SET PROBLEM -
Count the lines below that include the word "true" and write that number alone.

DATA SHOWN -
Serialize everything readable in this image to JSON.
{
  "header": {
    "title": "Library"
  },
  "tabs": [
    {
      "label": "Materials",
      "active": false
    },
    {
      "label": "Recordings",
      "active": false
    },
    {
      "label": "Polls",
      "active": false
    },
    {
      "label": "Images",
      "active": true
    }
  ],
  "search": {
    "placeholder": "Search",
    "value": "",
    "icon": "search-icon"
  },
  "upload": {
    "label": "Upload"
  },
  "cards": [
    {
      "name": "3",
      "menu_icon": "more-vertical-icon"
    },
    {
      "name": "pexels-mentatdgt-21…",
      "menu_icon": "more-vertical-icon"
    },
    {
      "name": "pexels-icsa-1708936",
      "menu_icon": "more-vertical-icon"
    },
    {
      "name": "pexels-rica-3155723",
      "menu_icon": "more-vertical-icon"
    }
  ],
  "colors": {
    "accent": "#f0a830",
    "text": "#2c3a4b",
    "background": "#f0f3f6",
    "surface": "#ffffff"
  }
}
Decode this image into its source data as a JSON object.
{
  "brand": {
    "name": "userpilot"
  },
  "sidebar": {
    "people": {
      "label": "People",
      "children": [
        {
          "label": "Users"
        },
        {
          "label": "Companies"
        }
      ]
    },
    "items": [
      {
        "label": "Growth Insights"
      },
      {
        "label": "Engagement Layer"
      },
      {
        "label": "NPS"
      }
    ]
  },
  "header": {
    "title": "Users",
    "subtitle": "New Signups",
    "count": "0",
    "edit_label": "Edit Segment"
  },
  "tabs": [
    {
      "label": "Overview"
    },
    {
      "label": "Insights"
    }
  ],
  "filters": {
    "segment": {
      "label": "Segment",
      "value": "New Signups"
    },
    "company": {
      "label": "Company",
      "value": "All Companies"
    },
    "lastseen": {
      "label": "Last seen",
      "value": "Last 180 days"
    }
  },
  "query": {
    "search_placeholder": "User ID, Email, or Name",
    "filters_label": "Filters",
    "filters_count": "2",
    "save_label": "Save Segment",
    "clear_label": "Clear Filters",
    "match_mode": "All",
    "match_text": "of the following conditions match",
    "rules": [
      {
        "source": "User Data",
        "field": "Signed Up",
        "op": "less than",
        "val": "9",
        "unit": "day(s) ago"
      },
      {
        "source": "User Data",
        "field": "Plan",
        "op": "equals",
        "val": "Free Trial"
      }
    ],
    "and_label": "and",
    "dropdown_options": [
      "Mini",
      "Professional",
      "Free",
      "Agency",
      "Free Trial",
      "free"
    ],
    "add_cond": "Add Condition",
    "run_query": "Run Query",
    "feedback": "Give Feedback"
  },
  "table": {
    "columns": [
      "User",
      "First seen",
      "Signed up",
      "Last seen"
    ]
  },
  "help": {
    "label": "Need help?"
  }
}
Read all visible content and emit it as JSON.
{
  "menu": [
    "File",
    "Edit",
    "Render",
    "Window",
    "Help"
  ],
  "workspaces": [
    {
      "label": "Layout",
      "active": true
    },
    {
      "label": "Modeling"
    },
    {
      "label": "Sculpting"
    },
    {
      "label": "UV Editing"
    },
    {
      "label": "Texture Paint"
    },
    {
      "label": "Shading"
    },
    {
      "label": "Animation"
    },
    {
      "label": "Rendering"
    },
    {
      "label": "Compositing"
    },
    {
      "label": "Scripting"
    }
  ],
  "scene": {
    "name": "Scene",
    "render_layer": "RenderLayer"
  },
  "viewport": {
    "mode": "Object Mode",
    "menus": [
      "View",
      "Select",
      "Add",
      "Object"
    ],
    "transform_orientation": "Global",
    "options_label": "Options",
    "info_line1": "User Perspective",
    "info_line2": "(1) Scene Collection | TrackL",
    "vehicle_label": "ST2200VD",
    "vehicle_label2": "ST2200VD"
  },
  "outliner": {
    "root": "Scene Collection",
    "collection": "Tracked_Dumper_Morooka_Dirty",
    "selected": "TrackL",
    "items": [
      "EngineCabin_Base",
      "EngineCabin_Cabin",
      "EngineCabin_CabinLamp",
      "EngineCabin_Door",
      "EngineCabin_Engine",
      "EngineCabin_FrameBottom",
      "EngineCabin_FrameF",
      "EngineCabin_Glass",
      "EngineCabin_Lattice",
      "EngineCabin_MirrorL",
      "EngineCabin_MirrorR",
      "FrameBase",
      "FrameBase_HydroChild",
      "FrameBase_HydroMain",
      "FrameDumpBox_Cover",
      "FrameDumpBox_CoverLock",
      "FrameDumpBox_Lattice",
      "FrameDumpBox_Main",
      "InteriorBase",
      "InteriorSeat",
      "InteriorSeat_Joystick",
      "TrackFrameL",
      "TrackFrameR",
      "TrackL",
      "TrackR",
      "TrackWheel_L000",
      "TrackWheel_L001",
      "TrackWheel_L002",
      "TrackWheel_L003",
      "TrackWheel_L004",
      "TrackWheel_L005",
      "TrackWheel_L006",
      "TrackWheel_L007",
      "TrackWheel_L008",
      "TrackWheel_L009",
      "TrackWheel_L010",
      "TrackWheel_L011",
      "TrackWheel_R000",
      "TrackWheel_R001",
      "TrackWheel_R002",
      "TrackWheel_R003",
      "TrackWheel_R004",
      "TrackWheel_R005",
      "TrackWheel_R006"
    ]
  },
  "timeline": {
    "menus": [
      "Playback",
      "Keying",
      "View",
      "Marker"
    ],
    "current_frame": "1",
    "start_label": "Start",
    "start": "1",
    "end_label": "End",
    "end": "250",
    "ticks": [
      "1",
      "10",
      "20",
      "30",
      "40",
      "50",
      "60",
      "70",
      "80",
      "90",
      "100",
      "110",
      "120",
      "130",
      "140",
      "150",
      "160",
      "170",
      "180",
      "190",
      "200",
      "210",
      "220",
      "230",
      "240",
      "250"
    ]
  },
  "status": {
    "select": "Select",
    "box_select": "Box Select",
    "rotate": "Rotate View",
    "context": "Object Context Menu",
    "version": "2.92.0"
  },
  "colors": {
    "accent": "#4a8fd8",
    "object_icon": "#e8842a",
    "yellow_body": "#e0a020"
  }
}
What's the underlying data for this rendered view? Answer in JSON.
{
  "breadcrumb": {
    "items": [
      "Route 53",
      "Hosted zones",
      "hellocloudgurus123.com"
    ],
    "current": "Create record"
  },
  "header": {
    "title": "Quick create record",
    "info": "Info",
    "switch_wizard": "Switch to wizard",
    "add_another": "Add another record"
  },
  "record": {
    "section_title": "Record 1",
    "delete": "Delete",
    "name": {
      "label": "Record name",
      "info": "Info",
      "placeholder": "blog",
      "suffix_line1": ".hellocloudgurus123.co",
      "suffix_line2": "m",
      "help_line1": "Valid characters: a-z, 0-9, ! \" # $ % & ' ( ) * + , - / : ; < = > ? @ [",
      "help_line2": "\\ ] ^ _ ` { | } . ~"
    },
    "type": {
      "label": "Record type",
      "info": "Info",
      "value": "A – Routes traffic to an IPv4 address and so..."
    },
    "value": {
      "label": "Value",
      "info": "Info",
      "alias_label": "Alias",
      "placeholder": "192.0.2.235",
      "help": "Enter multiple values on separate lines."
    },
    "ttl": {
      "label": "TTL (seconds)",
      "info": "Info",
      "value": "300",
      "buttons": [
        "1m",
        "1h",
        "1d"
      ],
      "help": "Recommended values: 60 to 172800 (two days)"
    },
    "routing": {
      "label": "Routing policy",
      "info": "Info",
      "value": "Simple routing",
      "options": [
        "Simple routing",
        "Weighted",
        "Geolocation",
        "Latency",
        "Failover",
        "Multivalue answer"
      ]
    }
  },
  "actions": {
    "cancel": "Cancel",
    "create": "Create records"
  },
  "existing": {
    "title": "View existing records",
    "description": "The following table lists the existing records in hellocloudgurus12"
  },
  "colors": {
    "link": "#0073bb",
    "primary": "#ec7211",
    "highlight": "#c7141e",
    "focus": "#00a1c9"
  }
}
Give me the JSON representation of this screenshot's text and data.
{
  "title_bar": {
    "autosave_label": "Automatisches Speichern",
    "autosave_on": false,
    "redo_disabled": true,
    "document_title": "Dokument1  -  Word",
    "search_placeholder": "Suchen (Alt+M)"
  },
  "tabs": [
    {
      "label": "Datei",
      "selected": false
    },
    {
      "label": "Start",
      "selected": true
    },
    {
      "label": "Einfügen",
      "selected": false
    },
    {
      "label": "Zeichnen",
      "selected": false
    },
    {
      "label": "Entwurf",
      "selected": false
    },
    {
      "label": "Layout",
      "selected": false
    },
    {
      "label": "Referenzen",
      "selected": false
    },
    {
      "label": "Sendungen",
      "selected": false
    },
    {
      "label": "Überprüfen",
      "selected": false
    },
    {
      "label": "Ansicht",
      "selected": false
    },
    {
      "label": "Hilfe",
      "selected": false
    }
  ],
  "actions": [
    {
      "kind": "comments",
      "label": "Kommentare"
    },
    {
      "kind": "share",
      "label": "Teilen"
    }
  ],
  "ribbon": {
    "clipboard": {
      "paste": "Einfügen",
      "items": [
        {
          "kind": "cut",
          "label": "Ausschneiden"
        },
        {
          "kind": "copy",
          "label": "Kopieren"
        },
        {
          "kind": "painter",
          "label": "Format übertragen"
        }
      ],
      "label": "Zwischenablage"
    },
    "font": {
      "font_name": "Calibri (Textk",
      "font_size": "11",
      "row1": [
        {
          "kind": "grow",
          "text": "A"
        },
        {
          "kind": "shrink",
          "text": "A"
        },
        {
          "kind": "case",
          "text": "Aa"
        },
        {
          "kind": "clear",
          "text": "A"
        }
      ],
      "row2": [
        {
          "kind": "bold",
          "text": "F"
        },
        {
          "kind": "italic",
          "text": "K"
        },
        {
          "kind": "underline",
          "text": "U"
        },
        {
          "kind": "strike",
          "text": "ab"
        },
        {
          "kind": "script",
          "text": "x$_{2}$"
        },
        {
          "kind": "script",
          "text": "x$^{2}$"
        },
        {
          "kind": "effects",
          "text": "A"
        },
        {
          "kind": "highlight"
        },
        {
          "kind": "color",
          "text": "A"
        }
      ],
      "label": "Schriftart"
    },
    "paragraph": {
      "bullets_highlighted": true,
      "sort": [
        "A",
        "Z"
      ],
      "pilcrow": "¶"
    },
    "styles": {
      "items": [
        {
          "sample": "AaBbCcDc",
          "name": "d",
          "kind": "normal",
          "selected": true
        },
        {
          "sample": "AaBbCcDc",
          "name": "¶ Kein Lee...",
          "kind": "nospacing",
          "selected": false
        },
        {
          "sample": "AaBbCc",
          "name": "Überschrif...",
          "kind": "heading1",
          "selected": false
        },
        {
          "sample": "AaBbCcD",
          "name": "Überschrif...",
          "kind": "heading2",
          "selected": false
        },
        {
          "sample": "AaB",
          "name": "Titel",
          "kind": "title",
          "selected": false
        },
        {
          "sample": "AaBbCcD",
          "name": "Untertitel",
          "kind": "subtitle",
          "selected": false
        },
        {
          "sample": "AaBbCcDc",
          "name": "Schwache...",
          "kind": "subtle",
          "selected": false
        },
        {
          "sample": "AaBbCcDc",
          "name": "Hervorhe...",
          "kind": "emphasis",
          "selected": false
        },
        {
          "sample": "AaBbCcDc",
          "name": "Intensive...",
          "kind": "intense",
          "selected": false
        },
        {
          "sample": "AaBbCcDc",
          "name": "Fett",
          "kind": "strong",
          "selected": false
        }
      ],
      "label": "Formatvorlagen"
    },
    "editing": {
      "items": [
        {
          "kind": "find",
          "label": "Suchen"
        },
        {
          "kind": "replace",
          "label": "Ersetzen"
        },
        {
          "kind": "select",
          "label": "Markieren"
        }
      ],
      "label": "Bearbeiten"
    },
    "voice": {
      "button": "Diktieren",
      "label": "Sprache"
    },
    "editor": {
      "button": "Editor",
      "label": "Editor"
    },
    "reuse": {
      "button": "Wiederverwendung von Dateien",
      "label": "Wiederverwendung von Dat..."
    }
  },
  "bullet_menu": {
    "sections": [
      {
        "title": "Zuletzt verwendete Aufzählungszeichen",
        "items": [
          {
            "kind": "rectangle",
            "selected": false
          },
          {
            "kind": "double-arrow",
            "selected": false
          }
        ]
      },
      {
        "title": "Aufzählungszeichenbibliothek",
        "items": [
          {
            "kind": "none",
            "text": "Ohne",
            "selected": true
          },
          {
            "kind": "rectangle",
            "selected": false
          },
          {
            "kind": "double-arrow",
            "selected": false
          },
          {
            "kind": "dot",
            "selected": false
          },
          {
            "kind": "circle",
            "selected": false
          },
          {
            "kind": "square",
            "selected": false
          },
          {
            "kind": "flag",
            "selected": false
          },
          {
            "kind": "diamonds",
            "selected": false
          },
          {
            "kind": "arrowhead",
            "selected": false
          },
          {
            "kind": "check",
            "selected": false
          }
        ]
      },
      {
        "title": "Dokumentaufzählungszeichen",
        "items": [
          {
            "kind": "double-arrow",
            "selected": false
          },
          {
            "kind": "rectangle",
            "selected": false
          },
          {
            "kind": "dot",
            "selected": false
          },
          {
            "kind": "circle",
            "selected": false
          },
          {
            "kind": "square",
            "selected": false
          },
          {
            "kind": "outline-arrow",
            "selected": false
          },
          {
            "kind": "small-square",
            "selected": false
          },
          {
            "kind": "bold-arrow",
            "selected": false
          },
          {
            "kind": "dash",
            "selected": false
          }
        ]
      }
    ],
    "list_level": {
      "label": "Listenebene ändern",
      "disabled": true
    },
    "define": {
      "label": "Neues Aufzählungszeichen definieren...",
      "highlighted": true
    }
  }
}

FINAL ANSWER -
9